Dataset rows:

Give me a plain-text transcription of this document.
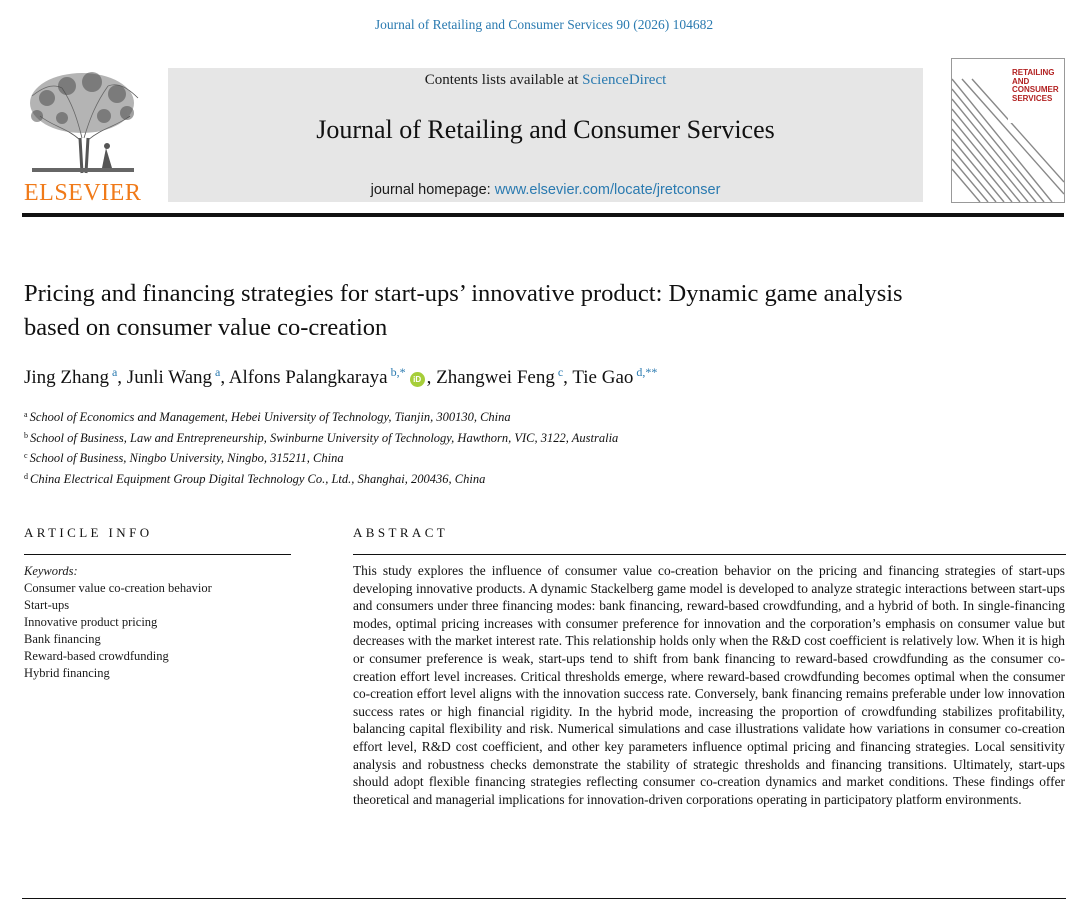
Journal of Retailing and Consumer Services 90 (2026) 104682
ELSEVIER
Contents lists available at ScienceDirect
Journal of Retailing and Consumer Services
journal homepage: www.elsevier.com/locate/jretconser
RETAILING AND CONSUMER SERVICES
Pricing and financing strategies for start-ups’ innovative product: Dynamic game analysis based on consumer value co-creation
Jing Zhang $^a$, Junli Wang $^a$, Alfons Palangkaraya $^{b,*}$iD , Zhangwei Feng $^c$, Tie Gao $^{d,**}$
$^a$ School of Economics and Management, Hebei University of Technology, Tianjin, 300130, China
$^b$ School of Business, Law and Entrepreneurship, Swinburne University of Technology, Hawthorn, VIC, 3122, Australia
$^c$ School of Business, Ningbo University, Ningbo, 315211, China
$^d$ China Electrical Equipment Group Digital Technology Co., Ltd., Shanghai, 200436, China
ARTICLE INFO
Keywords:
Consumer value co-creation behavior
Start-ups
Innovative product pricing
Bank financing
Reward-based crowdfunding
Hybrid financing
ABSTRACT
This study explores the influence of consumer value co-creation behavior on the pricing and financing strategies of start-ups developing innovative products. A dynamic Stackelberg game model is developed to analyze strategic interactions between start-ups and consumers under three financing modes: bank financing, reward-based crowdfunding, and a hybrid of both. In single-financing modes, optimal pricing increases with consumer preference for innovation and the corporation’s emphasis on consumer value but decreases with the market interest rate. This relationship holds only when the R&D cost coefficient is relatively low. When it is high or consumer preference is weak, start-ups tend to shift from bank financing to reward-based crowdfunding as the consumer co-creation effort level increases. Critical thresholds emerge, where reward-based crowdfunding becomes optimal when the consumer co-creation effort level aligns with the innovation success rate. Conversely, bank financing remains preferable under low innovation success rates or high financial rigidity. In the hybrid mode, increasing the proportion of crowdfunding stabilizes profitability, balancing capital flexibility and risk. Numerical simulations and case illustrations validate how variations in consumer co-creation effort level, R&D cost coefficient, and other key parameters influence optimal pricing and financing strategies. Local sensitivity analysis and robustness checks demonstrate the stability of strategic thresholds and financing transitions. Ultimately, start-ups should adopt flexible financing strategies reflecting consumer co-creation dynamics and market conditions. These findings offer theoretical and managerial implications for innovation-driven corporations operating in participatory platform environments.
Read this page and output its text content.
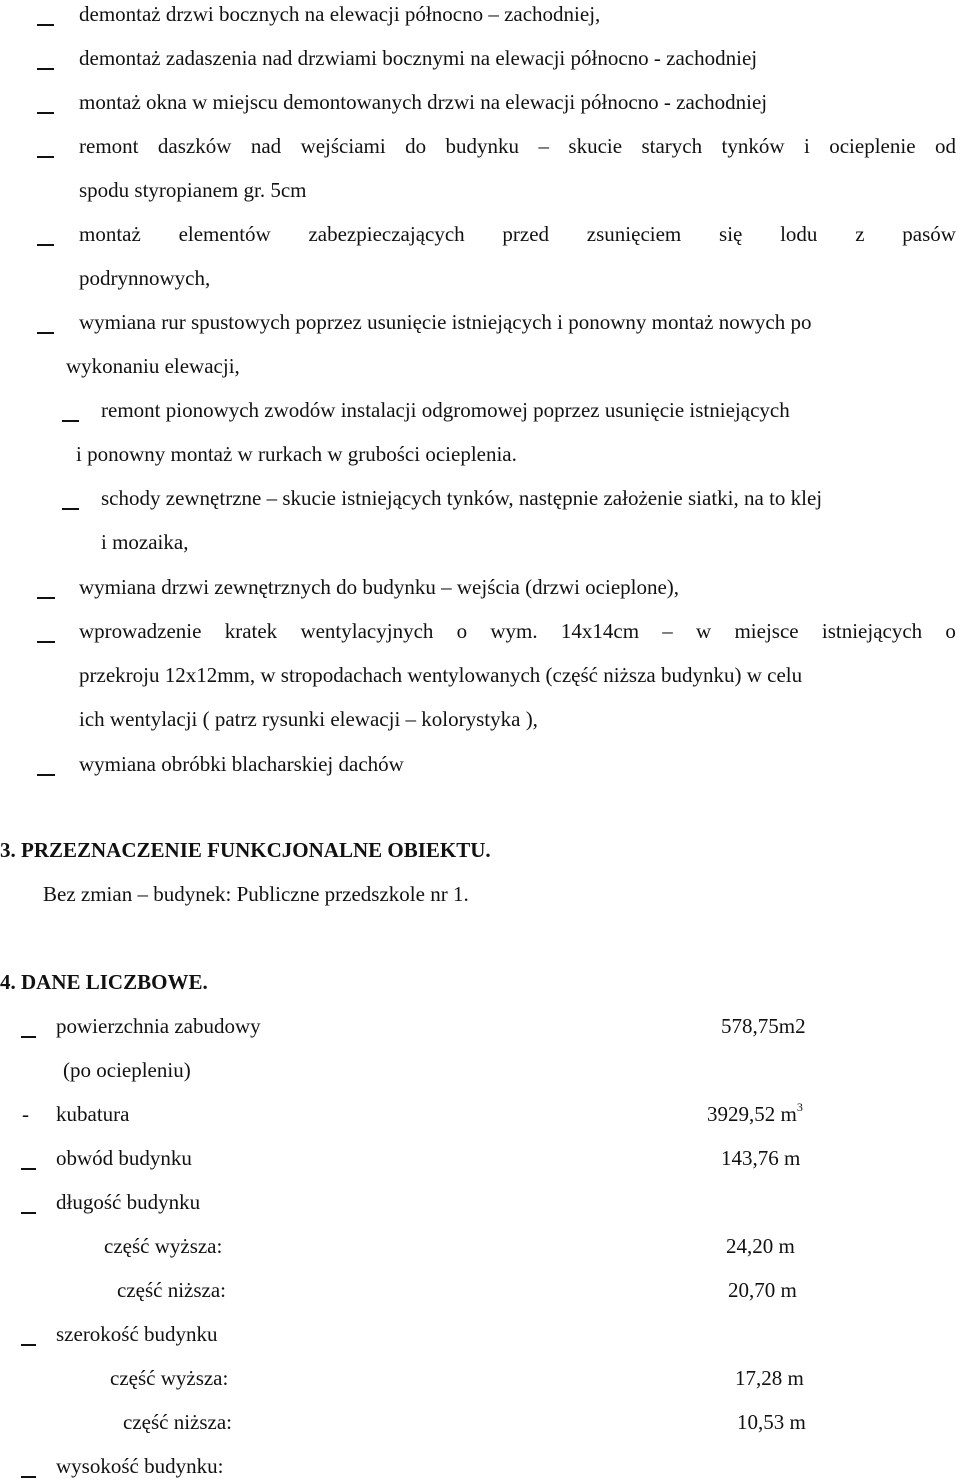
demontaż drzwi bocznych na elewacji północno – zachodniej,
demontaż zadaszenia nad drzwiami bocznymi na elewacji północno - zachodniej
montaż okna w miejscu demontowanych drzwi na elewacji północno - zachodniej
remont daszków nad wejściami do budynku – skucie starych tynków i ocieplenie od
spodu styropianem gr. 5cm
montaż elementów zabezpieczających przed zsunięciem się lodu z pasów
podrynnowych,
wymiana rur spustowych poprzez usunięcie istniejących i ponowny montaż nowych po
wykonaniu elewacji,
remont pionowych zwodów instalacji odgromowej poprzez usunięcie istniejących
i ponowny montaż w rurkach w grubości ocieplenia.
schody zewnętrzne – skucie istniejących tynków, następnie założenie siatki, na to klej
i mozaika,
wymiana drzwi zewnętrznych do budynku – wejścia (drzwi ocieplone),
wprowadzenie kratek wentylacyjnych o wym. 14x14cm – w miejsce istniejących o
przekroju 12x12mm, w stropodachach wentylowanych (część niższa budynku) w celu
ich wentylacji ( patrz rysunki elewacji – kolorystyka ),
wymiana obróbki blacharskiej dachów
3. PRZEZNACZENIE FUNKCJONALNE OBIEKTU.
Bez zmian – budynek: Publiczne przedszkole nr 1.
4. DANE LICZBOWE.
powierzchnia zabudowy	578,75m2
(po ociepleniu)
- kubatura	3929,52 $m^3$
obwód budynku	143,76 m
długość budynku
część wyższa:	24,20 m
część niższa:	20,70 m
szerokość budynku
część wyższa:	17,28 m
część niższa:	10,53 m
wysokość budynku:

• **The problem**:
Pictures appear in the records above. Output everything except them, exactly.

• **Result of this task**:
Give me a plain-text transcription of this document.
Journal of Retailing and Consumer Services 90 (2026) 104682
ELSEVIER
Contents lists available at ScienceDirect
Journal of Retailing and Consumer Services
journal homepage: www.elsevier.com/locate/jretconser
RETAILING AND CONSUMER SERVICES
Pricing and financing strategies for start-ups’ innovative product: Dynamic game analysis based on consumer value co-creation
Jing Zhang $^a$, Junli Wang $^a$, Alfons Palangkaraya $^{b,*}$iD , Zhangwei Feng $^c$, Tie Gao $^{d,**}$
$^a$ School of Economics and Management, Hebei University of Technology, Tianjin, 300130, China
$^b$ School of Business, Law and Entrepreneurship, Swinburne University of Technology, Hawthorn, VIC, 3122, Australia
$^c$ School of Business, Ningbo University, Ningbo, 315211, China
$^d$ China Electrical Equipment Group Digital Technology Co., Ltd., Shanghai, 200436, China
ARTICLE INFO
Keywords:
Consumer value co-creation behavior
Start-ups
Innovative product pricing
Bank financing
Reward-based crowdfunding
Hybrid financing
ABSTRACT
This study explores the influence of consumer value co-creation behavior on the pricing and financing strategies of start-ups developing innovative products. A dynamic Stackelberg game model is developed to analyze strategic interactions between start-ups and consumers under three financing modes: bank financing, reward-based crowdfunding, and a hybrid of both. In single-financing modes, optimal pricing increases with consumer preference for innovation and the corporation’s emphasis on consumer value but decreases with the market interest rate. This relationship holds only when the R&D cost coefficient is relatively low. When it is high or consumer preference is weak, start-ups tend to shift from bank financing to reward-based crowdfunding as the consumer co-creation effort level increases. Critical thresholds emerge, where reward-based crowdfunding becomes optimal when the consumer co-creation effort level aligns with the innovation success rate. Conversely, bank financing remains preferable under low innovation success rates or high financial rigidity. In the hybrid mode, increasing the proportion of crowdfunding stabilizes profitability, balancing capital flexibility and risk. Numerical simulations and case illustrations validate how variations in consumer co-creation effort level, R&D cost coefficient, and other key parameters influence optimal pricing and financing strategies. Local sensitivity analysis and robustness checks demonstrate the stability of strategic thresholds and financing transitions. Ultimately, start-ups should adopt flexible financing strategies reflecting consumer co-creation dynamics and market conditions. These findings offer theoretical and managerial implications for innovation-driven corporations operating in participatory platform environments.
Read this page and output its text content.
demontaż drzwi bocznych na elewacji północno – zachodniej,
demontaż zadaszenia nad drzwiami bocznymi na elewacji północno - zachodniej
montaż okna w miejscu demontowanych drzwi na elewacji północno - zachodniej
remont daszków nad wejściami do budynku – skucie starych tynków i ocieplenie od
spodu styropianem gr. 5cm
montaż elementów zabezpieczających przed zsunięciem się lodu z pasów
podrynnowych,
wymiana rur spustowych poprzez usunięcie istniejących i ponowny montaż nowych po
wykonaniu elewacji,
remont pionowych zwodów instalacji odgromowej poprzez usunięcie istniejących
i ponowny montaż w rurkach w grubości ocieplenia.
schody zewnętrzne – skucie istniejących tynków, następnie założenie siatki, na to klej
i mozaika,
wymiana drzwi zewnętrznych do budynku – wejścia (drzwi ocieplone),
wprowadzenie kratek wentylacyjnych o wym. 14x14cm – w miejsce istniejących o
przekroju 12x12mm, w stropodachach wentylowanych (część niższa budynku) w celu
ich wentylacji ( patrz rysunki elewacji – kolorystyka ),
wymiana obróbki blacharskiej dachów
3. PRZEZNACZENIE FUNKCJONALNE OBIEKTU.
Bez zmian – budynek: Publiczne przedszkole nr 1.
4. DANE LICZBOWE.
powierzchnia zabudowy	578,75m2
(po ociepleniu)
- kubatura	3929,52 $m^3$
obwód budynku	143,76 m
długość budynku
część wyższa:	24,20 m
część niższa:	20,70 m
szerokość budynku
część wyższa:	17,28 m
część niższa:	10,53 m
wysokość budynku:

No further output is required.